## WRITTEN PROBLEM 1
In the Monday Must Reads post, why is the writer excited about submitting the conference proposal? Answer in one to three sentences.
## WRITTEN PROBLEM 2
Extend the Monday Must Reads post beyond its last entry.

## ARTICLE
# Monday Must Reads: Volume 30

Post Contents

Happy Monday! I hope you had a great weekend. My weekend wasn’t super exciting, but I was able to knock quite a few things off my to-do list. I submitted a proposal for the Oklahoma Council of Teachers of Mathematics Summer Conference. I haven’t presented at a conference in several years, so I’m excited about the opportunity! I’m also excited to share this week’s volume of Monday Must Reads. This is a regular series where I share great ideas I have ran across recently on twitter and in the blogs I subscribe to.

Mr. Knowles has been doing some awesome work with creating rich tasks that address sequences.

## Venn Diagram Spider Activity

I’ve used several of Andy Lutwyche‘s awesome spider-style activities in my classroom over the past few years. I was excited to see that he has shared a new spider activity for venn diagrams! You can download Andy’s files on TES.

## Test Reflections

Jennifer Williams shares an intriguing idea for how to get students reflecting on their learning after receiving their graded tests back. I gave up chapter/unit tests for only individual SBG skill quizzes several years ago, but this post has me thinking about possibilities for next year!

## 100 Math Problems for the 100th Day of School

Preparing to celebrate the 100th Day of School? Jennifer shares a creative idea for celebrating that involves having students create 100 problems for their classmates to solve.

## Mathematicians Around the World Bulletin Board

I love this display from TIBHS that features famous mathematicians from around the world.

## Circular Christmas Ornament Project

Here’s another display that caught my eye on Twitter from Park Junior School. I would like to extend this project to give students a task to draw Christmas ornaments based on the circumference, area, radius, or diameter.

## Geometry Valentine’s

Ms. Johnston shares some awesome geometric valentines her students created last year.

## Cereal Box Prize Simulation

Another great idea from Ms. Johnston: Have students use dice to model how many boxes of cereal one would have to buy to collect all 6 prizes.

## RECORDS
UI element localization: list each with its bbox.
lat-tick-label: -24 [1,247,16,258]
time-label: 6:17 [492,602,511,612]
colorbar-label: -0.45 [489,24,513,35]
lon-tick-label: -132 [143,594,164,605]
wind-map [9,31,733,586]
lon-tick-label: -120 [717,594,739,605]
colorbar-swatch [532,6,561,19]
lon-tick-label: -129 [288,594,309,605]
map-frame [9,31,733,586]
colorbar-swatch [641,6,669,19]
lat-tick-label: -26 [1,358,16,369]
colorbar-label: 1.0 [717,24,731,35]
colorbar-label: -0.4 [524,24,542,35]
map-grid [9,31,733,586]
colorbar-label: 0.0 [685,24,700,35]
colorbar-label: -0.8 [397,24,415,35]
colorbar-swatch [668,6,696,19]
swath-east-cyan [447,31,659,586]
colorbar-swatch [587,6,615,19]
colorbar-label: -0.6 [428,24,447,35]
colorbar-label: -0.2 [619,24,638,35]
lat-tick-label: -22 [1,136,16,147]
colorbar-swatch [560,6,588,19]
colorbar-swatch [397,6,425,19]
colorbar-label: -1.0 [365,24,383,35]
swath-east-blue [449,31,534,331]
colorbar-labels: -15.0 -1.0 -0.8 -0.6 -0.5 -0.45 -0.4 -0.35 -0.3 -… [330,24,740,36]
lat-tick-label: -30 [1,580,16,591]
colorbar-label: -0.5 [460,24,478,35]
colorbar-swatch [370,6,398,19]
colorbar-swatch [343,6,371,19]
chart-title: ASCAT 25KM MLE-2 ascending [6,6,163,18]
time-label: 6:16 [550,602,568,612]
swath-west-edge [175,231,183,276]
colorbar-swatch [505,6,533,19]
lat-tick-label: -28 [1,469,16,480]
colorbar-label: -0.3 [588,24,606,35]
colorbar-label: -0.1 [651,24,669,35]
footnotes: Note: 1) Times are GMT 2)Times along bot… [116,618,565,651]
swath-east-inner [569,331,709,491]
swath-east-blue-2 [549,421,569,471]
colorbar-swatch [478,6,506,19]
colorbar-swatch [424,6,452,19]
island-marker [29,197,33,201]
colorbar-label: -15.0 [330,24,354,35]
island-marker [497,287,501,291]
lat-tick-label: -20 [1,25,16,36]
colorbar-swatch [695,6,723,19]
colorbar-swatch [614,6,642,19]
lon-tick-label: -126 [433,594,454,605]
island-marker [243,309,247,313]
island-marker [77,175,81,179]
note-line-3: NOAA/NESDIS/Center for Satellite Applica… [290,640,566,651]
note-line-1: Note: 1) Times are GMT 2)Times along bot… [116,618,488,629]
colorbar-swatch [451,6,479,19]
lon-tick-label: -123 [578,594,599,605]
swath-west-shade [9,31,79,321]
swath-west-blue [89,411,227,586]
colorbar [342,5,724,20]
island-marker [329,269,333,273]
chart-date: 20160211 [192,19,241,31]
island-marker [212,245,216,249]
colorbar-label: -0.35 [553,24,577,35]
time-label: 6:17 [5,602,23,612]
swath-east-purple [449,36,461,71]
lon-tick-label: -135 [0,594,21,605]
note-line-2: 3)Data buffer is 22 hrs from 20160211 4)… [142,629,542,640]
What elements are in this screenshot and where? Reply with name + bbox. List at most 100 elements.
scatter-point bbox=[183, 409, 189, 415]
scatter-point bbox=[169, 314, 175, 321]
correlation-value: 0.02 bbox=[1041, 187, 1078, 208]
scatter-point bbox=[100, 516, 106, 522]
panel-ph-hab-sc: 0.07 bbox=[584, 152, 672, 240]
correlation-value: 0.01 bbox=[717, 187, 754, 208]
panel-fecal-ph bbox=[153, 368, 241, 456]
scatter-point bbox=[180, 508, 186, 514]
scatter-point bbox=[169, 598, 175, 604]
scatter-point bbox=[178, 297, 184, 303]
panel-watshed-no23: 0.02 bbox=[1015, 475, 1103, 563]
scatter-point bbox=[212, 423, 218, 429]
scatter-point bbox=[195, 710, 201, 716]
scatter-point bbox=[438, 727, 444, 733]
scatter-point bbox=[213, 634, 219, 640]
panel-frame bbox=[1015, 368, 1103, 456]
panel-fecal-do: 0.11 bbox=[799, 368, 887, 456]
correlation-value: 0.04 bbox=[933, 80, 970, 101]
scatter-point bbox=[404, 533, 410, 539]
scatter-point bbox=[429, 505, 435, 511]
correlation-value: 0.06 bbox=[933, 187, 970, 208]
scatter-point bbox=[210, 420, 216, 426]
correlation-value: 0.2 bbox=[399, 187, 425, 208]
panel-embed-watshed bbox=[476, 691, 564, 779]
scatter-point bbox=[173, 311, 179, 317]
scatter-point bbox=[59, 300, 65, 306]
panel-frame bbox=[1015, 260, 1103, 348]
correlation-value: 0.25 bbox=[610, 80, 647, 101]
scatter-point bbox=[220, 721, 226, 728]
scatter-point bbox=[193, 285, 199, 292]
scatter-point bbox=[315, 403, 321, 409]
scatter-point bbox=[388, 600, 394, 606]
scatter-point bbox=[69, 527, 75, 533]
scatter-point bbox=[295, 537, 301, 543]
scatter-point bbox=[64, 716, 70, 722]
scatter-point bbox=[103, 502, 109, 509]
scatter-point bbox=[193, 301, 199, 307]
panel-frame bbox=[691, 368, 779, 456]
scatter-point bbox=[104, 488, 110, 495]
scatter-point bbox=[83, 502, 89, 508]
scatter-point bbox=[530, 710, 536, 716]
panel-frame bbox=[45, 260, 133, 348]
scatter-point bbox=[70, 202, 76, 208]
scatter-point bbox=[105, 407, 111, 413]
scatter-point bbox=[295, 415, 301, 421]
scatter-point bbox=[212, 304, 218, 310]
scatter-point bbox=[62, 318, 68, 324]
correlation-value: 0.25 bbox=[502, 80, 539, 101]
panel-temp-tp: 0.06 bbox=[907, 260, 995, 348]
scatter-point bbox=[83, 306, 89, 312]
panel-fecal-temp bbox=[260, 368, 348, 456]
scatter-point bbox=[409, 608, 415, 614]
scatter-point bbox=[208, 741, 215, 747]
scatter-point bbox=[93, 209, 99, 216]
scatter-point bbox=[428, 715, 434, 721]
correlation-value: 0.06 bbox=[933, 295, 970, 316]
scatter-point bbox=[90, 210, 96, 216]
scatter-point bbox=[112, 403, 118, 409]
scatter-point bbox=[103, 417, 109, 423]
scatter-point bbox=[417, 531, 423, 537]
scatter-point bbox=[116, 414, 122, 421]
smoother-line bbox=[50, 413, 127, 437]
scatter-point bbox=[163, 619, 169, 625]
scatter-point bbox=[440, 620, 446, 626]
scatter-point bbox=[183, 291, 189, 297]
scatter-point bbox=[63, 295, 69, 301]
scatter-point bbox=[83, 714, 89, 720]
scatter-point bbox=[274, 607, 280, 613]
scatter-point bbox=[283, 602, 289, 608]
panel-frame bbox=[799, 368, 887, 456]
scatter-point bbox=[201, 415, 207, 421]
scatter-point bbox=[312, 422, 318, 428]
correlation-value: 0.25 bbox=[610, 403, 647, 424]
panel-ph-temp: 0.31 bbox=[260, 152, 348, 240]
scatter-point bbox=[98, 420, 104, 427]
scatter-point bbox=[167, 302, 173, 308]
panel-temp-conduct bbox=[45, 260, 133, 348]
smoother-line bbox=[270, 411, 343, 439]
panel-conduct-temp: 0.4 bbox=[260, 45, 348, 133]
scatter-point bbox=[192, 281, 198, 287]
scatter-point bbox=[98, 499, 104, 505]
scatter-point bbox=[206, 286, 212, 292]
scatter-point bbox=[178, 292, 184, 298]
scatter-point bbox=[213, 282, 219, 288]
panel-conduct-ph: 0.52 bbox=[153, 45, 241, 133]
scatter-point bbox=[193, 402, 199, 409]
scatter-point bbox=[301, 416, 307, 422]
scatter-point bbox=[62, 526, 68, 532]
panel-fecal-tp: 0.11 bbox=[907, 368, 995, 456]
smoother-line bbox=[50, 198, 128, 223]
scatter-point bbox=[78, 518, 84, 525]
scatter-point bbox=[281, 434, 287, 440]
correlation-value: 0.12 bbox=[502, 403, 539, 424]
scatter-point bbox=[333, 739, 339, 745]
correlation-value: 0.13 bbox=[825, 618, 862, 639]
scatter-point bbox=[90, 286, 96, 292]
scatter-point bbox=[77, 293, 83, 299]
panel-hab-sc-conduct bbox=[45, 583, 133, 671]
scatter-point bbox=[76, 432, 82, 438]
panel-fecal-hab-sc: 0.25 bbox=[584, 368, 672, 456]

## EXPECTED OUTPUT 1
The writer hasn't presented at a conference in several years. That makes the proposal for the Oklahoma Council of Teachers of Mathematics Summer Conference an exciting opportunity.

## EXPECTED OUTPUT 2
## e Day Photo Opportunity

Coach Lombo shares a fun way to celebrate e Day.

## Celebrating e Day with Food

Amy McNabb took a different but equally appropriate approach to celebrating e Day with foods that begin with e.

## Pi Day Sudoku Puzzle

Now that e Day is over, it’s time to start prepping for Pi Day. Here’s a Pi Day Sudoku Puzzle shared by Cliff Pickover.

## Pi Day Circle Drawing Contest

Denis Sheeran shares another idea for celebrating Pi Day that involves a circle drawing contest.  Check out all the details here.

## NBA Data Displays

Looking for some interesting data to use with your students? I highly recommend checking out the NBA Math Twitter Account.

## Painters Tape Angle Activity

Tveen Jatabachian shares a great idea for using painters tape on desks to practice measuring angles. I love the idea of having students rotate through stations around the classroom.

## Classroom Graffiti Wall

Looking to promote student creativity and decorate the walls of your classroom a bit more? Gateways Classics suggests creating a “Graffiti Wall.”

## Mapping Group Decisions

Looking to improve group conversations and discussions in your classroom? Check out this idea of mapping conversations from Nicole Bolduc.

## Coffee Probability

I love this example of real-world experimental probability from Anne Wagenaar.

## Factoring Open Middle in Desmos

Paul Jorgens combines several awesome things into one: factoring polynomials, open middle problem structure, and Desmos.

## Missing Coefficient Factoring Puzzle

Paul shares another factoring puzzle with a missing coefficient.

## Olympic Sock Speed Skating

I love how the Olympics brings out creativity in so many different classrooms. I especially love the idea of Olympic Sock Speed Skating from Lisa Rode!

## Barbie Math Olympics

Mrs. Jane Pontes has also got in the Olympic spirit by having her 7th graders host a Barbie Math Olympics.

## What do these equations have in common?

L Hamiter poses an interesting question. What do these three equations have in common?

## Area Puzzle

If geometry is more your thing, check out this awesome area puzzle from L Hamiter!

Susan Pienta is making me want to go back and redo my entire unit on scatter plots just so I can include this activity.

## Color Coded Angle Artwork

Amanda Schweissguth shares some awesome student work. I love that students had to color-code their artwork by angle type.

## Naming Ionic Compounds Dry Erase Mat

It’s no secret that I love dry erase templates. So, I was super excited when I saw Lin W created a dry erase template for naming ionic compounds in chemistry.

## Real World Rate of Change Data

Want to use up some of your students’ energy and collect some real-world data for rate of change at the same time? Check out this idea from Sarah Clooney.

## Coin Riddles for Systems of Equations

Also from Sarah Clooney: An awesome activity for systems of equations involving riddles and cups of coins.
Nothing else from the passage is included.